DOKUMEN SUMBER =>
---

Friday, August 17, 2012

Restrukturisasi Sentra Produksi Global

Oleh: Andre Vincent Wenas,MM,MBA. 
(twitter@andrewenas)


“Globalization is such a diverse, broad-based, and potent force that not even today’s massive economic crash will dramatically slow it down or permanently reverse it. Love it or hate it, globalization is here to stay.” – Moises Naim, dalam “Think Again: Globalization”, Foreign Policy, March/April 2009.

***

  Sebuah perusahaan tekstil dan garmen asal Korea Selatan, Sae-A, diberitakan sedang membangun pabriknya di atas tanah seluas 60 hektar di kawasan Jatiluhur, Jawa Barat dengan nilai investasi sebesar 200 juta dolar. Proyek ini adalah untuk menunjang rencana ekspansinya di pasar Indonesia. Pabrik ini diperkirakan nantinya  bakal menampung sekitar 15 ribu pekerja. Di sisi lain, fenomena sebaliknya terjadi. Dilaporkan (Jakarta Post, Feb 12, 2010) bahwa PT Sriboga Raturaya (penghasil tepung terigu) mengancam pemerintah untuk memindahkan pabriknya ke Australia. Di samping PT Sriboga Raturaya ada 2 perusahan terigu lain yang juga mengajukan petisi keberatan atas dugaan praktek dumping yang dilakukan produsen terigu dunia, yakni PT Eastern Pearl FM dan PT Panganmas. 

  Sekedar perspektif, data FAO (2007) menunjukkan bahwa 10 besar produsen gandum dunia adalah (dalam jutaan metrik ton): China (109), India (76), USA (56), Rusia (49), Perancis (33), Pakistan (23), Jerman (21), Kanada (20), disusul Turki (17) dan Argentina (16). Walaupun tidak termasuk 10 besar dunia, Australia juga termasuk salah satu sentra produsen gandum global. Disinyalir bahwa terigu import dari Turki dan Australia dijual dengan taktik dumping. Tentu Aptindo (Asosiasi Produsen Tepung Terigu Indonesia) protes keras.

---

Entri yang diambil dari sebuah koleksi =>
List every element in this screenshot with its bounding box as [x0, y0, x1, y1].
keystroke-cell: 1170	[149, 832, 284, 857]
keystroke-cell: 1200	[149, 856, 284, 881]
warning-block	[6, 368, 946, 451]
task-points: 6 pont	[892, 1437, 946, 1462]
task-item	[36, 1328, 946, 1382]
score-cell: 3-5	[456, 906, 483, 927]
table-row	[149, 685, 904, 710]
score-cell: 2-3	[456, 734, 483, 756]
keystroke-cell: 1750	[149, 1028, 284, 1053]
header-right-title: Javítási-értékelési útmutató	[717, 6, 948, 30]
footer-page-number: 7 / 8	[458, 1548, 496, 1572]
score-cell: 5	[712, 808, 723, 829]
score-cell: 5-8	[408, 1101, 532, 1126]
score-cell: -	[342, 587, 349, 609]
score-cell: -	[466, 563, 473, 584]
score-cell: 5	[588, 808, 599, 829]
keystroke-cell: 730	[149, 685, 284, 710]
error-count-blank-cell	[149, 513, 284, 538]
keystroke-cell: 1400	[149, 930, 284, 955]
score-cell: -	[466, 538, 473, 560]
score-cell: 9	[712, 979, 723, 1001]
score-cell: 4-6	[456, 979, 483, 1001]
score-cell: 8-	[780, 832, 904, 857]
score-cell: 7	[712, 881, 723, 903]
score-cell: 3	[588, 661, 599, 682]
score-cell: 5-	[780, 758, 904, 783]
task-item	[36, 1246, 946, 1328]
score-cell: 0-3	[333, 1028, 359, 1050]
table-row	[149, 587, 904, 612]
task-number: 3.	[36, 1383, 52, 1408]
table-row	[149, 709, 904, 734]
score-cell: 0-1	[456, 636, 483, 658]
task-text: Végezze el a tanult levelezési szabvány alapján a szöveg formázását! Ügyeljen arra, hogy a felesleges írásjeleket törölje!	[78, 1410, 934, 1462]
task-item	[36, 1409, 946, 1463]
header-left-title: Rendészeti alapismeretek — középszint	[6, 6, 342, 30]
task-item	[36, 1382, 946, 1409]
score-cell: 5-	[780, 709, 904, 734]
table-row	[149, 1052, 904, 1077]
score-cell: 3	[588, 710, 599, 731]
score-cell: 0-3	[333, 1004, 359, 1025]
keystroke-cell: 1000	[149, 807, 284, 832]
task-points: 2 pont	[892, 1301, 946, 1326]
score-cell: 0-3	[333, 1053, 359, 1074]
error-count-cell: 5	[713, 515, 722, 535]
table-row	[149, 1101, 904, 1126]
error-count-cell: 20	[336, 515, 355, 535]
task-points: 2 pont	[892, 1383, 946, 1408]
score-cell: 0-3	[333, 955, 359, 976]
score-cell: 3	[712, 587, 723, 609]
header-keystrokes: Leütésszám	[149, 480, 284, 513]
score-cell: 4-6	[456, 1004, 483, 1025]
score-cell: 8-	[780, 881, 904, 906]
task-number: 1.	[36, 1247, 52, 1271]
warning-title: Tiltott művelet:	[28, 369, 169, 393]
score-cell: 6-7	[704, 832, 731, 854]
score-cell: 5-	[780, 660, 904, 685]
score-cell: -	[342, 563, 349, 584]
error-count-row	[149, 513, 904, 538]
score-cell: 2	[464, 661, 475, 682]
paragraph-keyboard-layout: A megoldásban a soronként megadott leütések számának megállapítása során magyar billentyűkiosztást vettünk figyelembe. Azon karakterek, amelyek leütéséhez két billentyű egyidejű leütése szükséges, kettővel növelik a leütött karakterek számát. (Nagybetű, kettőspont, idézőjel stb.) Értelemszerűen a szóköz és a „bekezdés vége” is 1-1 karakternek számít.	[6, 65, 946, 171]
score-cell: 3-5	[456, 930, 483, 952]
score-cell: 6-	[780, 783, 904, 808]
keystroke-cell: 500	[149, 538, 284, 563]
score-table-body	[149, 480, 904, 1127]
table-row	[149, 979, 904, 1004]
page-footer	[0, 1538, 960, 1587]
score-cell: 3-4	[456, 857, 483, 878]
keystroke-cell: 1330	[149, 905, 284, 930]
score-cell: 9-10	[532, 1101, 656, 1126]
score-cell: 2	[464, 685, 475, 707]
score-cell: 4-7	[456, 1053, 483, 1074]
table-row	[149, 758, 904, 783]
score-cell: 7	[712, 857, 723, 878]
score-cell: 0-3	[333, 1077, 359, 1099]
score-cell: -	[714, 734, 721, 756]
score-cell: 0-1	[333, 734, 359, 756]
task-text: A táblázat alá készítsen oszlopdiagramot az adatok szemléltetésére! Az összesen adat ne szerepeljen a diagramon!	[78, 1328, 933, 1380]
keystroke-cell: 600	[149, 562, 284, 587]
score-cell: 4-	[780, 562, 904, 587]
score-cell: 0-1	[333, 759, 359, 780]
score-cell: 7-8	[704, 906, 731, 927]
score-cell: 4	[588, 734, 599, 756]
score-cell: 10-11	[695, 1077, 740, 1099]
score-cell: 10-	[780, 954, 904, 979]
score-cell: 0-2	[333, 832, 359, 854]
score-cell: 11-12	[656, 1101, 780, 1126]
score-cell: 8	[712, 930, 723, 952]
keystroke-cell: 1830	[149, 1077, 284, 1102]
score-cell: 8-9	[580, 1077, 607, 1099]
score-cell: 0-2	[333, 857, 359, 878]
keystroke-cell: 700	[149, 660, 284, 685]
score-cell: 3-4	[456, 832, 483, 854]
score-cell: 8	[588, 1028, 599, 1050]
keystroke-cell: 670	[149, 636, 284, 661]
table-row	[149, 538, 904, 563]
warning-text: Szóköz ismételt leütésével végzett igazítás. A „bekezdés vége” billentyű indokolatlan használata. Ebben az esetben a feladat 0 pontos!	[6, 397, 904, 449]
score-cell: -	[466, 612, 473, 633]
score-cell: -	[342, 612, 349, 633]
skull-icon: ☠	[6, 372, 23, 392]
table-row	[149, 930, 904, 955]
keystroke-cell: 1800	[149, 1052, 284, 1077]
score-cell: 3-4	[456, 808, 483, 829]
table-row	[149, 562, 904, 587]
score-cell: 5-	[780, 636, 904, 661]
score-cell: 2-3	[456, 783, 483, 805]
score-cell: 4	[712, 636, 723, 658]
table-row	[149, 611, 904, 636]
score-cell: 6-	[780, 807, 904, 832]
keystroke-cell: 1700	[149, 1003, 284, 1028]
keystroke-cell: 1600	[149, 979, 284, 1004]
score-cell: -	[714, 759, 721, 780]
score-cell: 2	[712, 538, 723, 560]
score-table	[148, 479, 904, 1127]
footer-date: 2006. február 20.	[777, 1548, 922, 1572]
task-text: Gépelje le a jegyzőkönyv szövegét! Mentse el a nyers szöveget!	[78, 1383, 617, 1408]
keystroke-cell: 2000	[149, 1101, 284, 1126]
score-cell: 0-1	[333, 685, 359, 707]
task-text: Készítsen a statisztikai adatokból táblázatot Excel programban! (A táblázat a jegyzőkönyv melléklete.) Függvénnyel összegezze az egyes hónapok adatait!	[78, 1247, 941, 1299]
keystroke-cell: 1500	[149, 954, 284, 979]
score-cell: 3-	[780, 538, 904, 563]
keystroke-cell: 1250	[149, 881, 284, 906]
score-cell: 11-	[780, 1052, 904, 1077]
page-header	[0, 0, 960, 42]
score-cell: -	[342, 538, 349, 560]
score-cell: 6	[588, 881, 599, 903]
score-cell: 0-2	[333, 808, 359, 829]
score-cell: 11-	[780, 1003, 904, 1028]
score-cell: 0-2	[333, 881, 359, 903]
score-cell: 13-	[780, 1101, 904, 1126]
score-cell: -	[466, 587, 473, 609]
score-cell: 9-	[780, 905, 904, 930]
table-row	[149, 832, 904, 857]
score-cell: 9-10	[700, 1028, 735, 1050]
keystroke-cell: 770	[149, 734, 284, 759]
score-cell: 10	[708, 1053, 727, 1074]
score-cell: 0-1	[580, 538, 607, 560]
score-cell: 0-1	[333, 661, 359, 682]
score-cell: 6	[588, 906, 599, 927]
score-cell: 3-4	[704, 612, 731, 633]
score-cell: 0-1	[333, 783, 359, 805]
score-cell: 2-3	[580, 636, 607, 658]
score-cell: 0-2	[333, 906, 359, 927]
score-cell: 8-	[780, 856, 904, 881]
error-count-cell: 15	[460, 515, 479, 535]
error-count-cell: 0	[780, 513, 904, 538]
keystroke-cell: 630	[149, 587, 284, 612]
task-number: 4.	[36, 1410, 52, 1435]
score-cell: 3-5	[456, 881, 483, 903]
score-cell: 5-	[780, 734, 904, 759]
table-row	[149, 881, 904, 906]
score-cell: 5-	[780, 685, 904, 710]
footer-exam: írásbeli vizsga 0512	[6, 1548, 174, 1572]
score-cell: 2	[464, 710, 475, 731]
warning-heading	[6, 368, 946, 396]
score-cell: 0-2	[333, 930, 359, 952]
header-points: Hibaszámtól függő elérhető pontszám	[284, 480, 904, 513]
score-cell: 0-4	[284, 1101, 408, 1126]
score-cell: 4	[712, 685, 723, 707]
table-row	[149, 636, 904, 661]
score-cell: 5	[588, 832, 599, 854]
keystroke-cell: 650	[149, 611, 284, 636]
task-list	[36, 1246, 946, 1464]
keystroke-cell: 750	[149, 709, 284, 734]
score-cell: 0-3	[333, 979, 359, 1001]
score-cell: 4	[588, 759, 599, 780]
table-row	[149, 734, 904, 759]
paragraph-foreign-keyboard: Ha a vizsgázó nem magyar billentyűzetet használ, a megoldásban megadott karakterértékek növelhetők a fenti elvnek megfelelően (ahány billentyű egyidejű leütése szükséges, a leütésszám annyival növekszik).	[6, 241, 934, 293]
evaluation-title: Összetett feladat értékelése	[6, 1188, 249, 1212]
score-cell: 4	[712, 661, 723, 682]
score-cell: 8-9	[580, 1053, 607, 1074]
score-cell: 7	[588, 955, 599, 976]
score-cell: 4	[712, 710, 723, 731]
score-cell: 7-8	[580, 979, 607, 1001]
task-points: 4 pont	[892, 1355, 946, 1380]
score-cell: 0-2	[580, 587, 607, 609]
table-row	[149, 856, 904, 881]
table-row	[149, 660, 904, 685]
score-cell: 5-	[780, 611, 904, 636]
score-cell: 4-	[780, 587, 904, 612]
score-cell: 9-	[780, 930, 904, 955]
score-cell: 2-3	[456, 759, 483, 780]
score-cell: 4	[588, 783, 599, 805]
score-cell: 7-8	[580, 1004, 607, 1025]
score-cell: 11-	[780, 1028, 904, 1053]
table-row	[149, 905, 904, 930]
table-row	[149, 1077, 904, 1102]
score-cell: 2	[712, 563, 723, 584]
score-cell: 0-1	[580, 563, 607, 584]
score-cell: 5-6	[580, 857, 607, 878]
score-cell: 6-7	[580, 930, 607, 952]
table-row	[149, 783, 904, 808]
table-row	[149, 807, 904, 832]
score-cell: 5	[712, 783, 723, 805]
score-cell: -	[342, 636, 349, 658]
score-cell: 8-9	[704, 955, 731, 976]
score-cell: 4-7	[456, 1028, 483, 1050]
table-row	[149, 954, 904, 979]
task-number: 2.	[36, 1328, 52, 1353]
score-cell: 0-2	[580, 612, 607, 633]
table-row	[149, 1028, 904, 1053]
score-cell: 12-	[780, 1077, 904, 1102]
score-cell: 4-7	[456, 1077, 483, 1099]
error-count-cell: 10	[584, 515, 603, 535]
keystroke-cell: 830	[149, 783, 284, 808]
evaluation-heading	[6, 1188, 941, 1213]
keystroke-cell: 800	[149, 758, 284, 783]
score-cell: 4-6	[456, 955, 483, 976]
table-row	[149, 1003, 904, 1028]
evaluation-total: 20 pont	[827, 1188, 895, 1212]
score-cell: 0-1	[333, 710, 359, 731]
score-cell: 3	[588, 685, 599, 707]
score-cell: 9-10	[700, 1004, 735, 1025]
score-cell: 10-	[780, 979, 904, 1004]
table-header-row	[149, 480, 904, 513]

---

TUGAS YANG DIMINTA =>
Kembalikan tanpa perubahan bagian artikel tentang restrukturisasi sentra produksi global mulai dari "Friday, August 17, 2012" sampai dengan "Policy, March/April 2009.", kedua ujungnya ikut disertakan.

HASIL BERIKUT =>
Friday, August 17, 2012

Restrukturisasi Sentra Produksi Global

Oleh: Andre Vincent Wenas,MM,MBA. 
(twitter@andrewenas)


“Globalization is such a diverse, broad-based, and potent force that not even today’s massive economic crash will dramatically slow it down or permanently reverse it. Love it or hate it, globalization is here to stay.” – Moises Naim, dalam “Think Again: Globalization”, Foreign Policy, March/April 2009.